Copy, from the entries below, each line where the word "glyph" can be found.

Dataset items

----------------------------------------

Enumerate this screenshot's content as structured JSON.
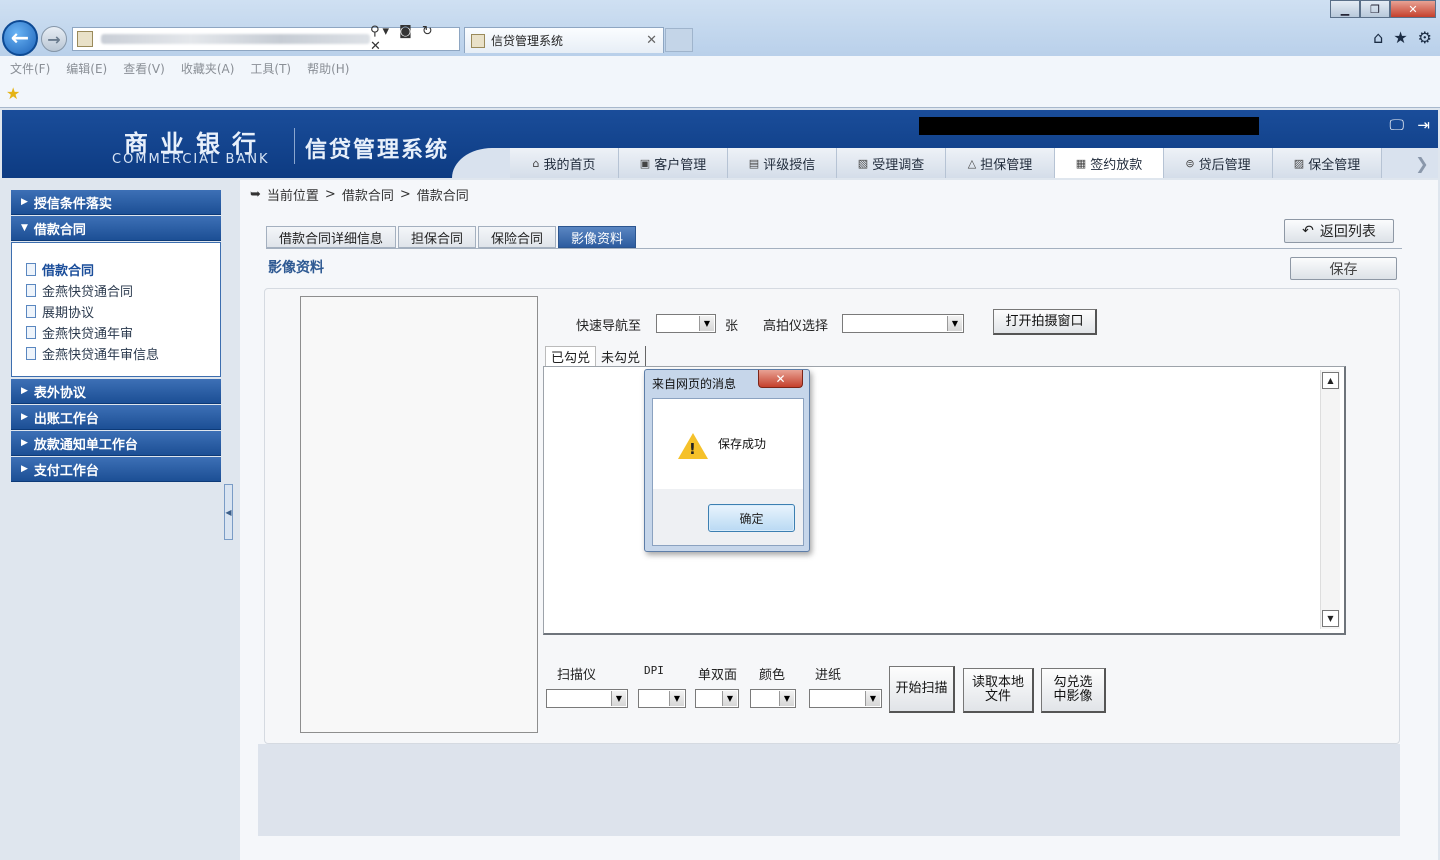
{
  "browser": {
    "tab_title": "信贷管理系统",
    "menu": [
      "文件(F)",
      "编辑(E)",
      "查看(V)",
      "收藏夹(A)",
      "工具(T)",
      "帮助(H)"
    ],
    "address_tools": "⚲▾ ◙ ↻ ✕"
  },
  "header": {
    "bank_name_cn": "商业银行",
    "bank_name_en": "COMMERCIAL BANK",
    "system_title": "信贷管理系统"
  },
  "top_nav": [
    {
      "label": "我的首页",
      "icon": "home-icon",
      "glyph": "⌂"
    },
    {
      "label": "客户管理",
      "icon": "customer-icon",
      "glyph": "▣"
    },
    {
      "label": "评级授信",
      "icon": "rating-icon",
      "glyph": "▤"
    },
    {
      "label": "受理调查",
      "icon": "survey-icon",
      "glyph": "▧"
    },
    {
      "label": "担保管理",
      "icon": "guarantee-icon",
      "glyph": "△"
    },
    {
      "label": "签约放款",
      "icon": "sign-icon",
      "glyph": "▦",
      "active": true
    },
    {
      "label": "贷后管理",
      "icon": "post-loan-icon",
      "glyph": "⊜"
    },
    {
      "label": "保全管理",
      "icon": "preservation-icon",
      "glyph": "▨"
    }
  ],
  "sidebar": {
    "sections": [
      {
        "label": "授信条件落实"
      },
      {
        "label": "借款合同"
      }
    ],
    "links": [
      {
        "label": "借款合同",
        "active": true
      },
      {
        "label": "金燕快贷通合同"
      },
      {
        "label": "展期协议"
      },
      {
        "label": "金燕快贷通年审"
      },
      {
        "label": "金燕快贷通年审信息"
      }
    ],
    "sections_after": [
      {
        "label": "表外协议"
      },
      {
        "label": "出账工作台"
      },
      {
        "label": "放款通知单工作台"
      },
      {
        "label": "支付工作台"
      }
    ]
  },
  "breadcrumb": {
    "prefix": "当前位置",
    "sep": ">",
    "items": [
      "借款合同",
      "借款合同"
    ]
  },
  "tabs": [
    {
      "label": "借款合同详细信息"
    },
    {
      "label": "担保合同"
    },
    {
      "label": "保险合同"
    },
    {
      "label": "影像资料",
      "active": true
    }
  ],
  "section_title": "影像资料",
  "buttons": {
    "back_to_list": "返回列表",
    "save": "保存",
    "open_camera": "打开拍摄窗口",
    "start_scan": "开始扫描",
    "read_local": "读取本地文件",
    "check_selected": "勾兑选中影像"
  },
  "nav_controls": {
    "quick_nav_label": "快速导航至",
    "quick_nav_unit": "张",
    "camera_select_label": "高拍仪选择"
  },
  "sub_tabs": [
    "已勾兑",
    "未勾兑"
  ],
  "scan_controls": {
    "scanner_label": "扫描仪",
    "dpi_label": "DPI",
    "duplex_label": "单双面",
    "color_label": "颜色",
    "feed_label": "进纸"
  },
  "dialog": {
    "title": "来自网页的消息",
    "message": "保存成功",
    "ok": "确定"
  }
}
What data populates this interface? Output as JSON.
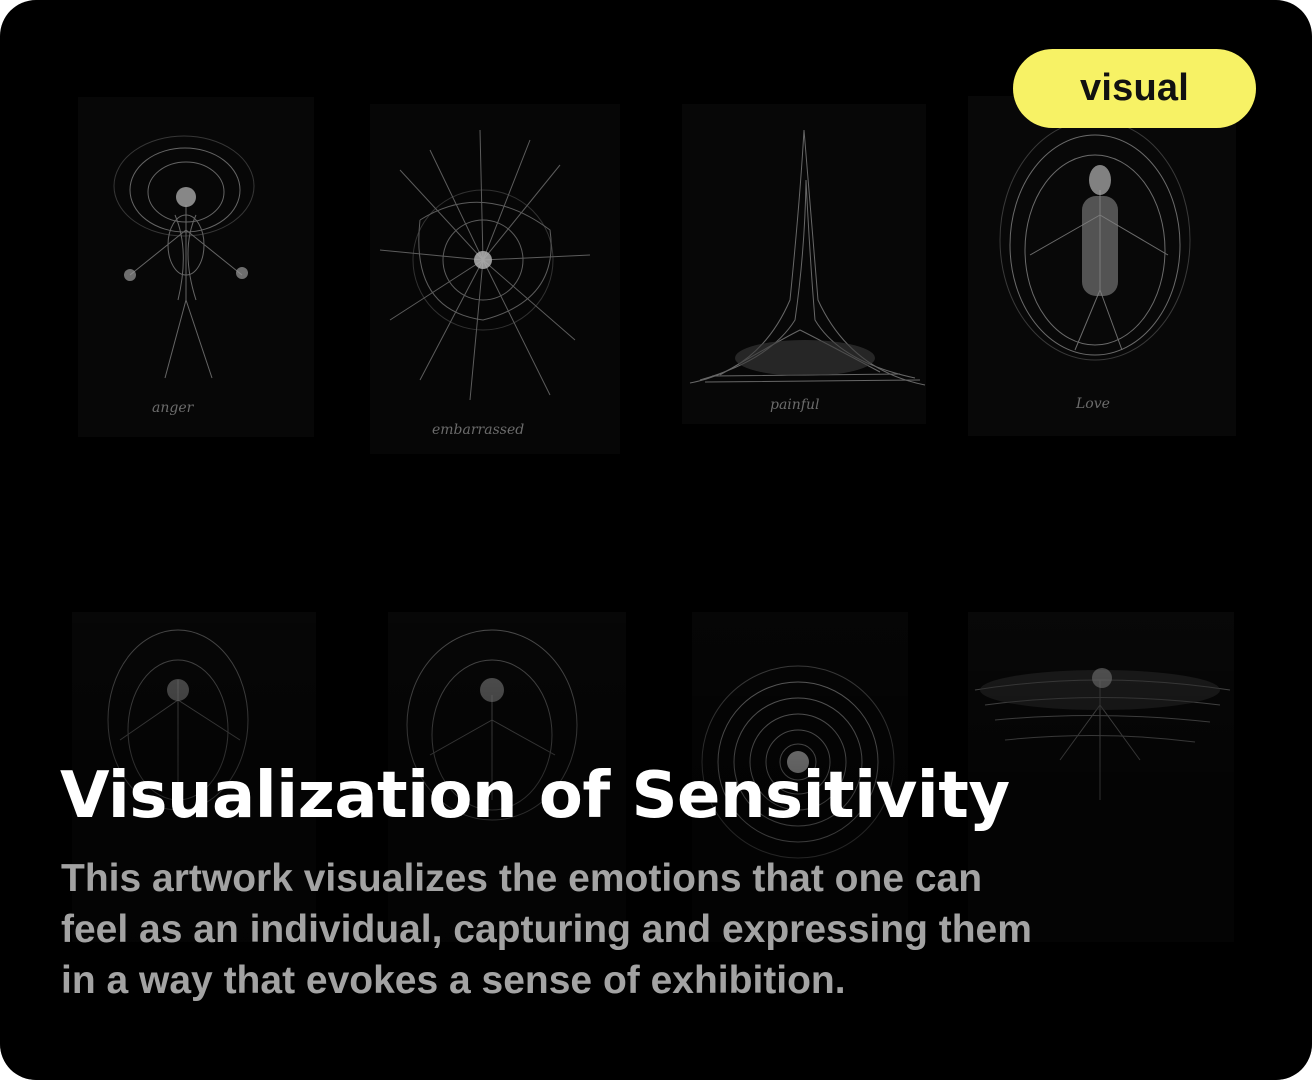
{
  "card": {
    "tag": "visual",
    "title": "Visualization of Sensitivity",
    "description_lines": [
      "This artwork visualizes the emotions that one can",
      "feel as an individual, capturing and expressing them",
      "in a way that evokes a sense of exhibition."
    ]
  },
  "artwork": {
    "top_row": [
      {
        "label": "anger",
        "icon": "scribble-figure-arms-out"
      },
      {
        "label": "embarrassed",
        "icon": "scribble-burst"
      },
      {
        "label": "painful",
        "icon": "scribble-mountain"
      },
      {
        "label": "Love",
        "icon": "scribble-glowing-figure"
      }
    ],
    "bottom_row": [
      {
        "icon": "scribble-figure-faint"
      },
      {
        "icon": "scribble-figure-tangled"
      },
      {
        "icon": "scribble-spiral"
      },
      {
        "icon": "scribble-horizon-figure"
      }
    ]
  },
  "colors": {
    "card_background": "#000000",
    "tag_background": "#f7f265",
    "tag_text": "#111111",
    "title": "#ffffff",
    "description": "#a3a3a3"
  }
}
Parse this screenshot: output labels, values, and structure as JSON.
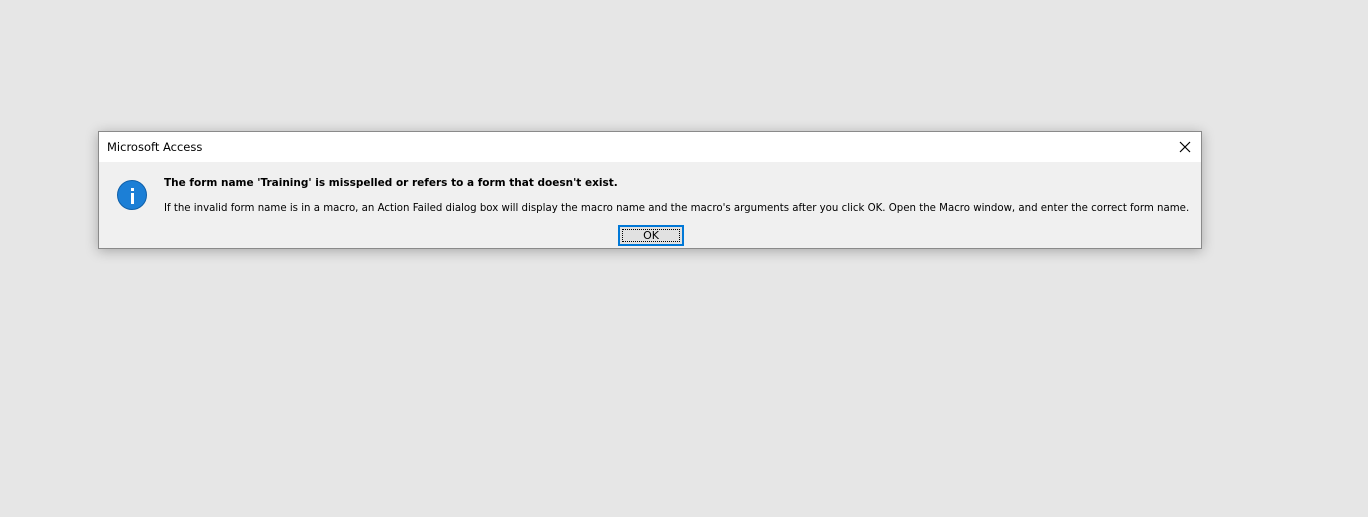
{
  "dialog": {
    "title": "Microsoft Access",
    "close_icon": "close-icon",
    "icon": "info-icon",
    "message_bold": "The form name 'Training' is misspelled or refers to a form that doesn't exist.",
    "message_detail": "If the invalid form name is in a macro, an Action Failed dialog box will display the macro name and the macro's arguments after you click OK. Open the Macro window, and enter the correct form name.",
    "ok_label": "OK"
  },
  "colors": {
    "desktop_background": "#e6e6e6",
    "dialog_background": "#f0f0f0",
    "titlebar_background": "#ffffff",
    "info_icon_blue": "#1c7fd6",
    "focus_border": "#0078d7"
  }
}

----------------------------------------

The reply:
      "glyph": "⌂"
      "glyph": "▣"
      "glyph": "▤"
      "glyph": "▧"
      "glyph": "△"
      "glyph": "▦",
      "glyph": "⊜"
      "glyph": "▨"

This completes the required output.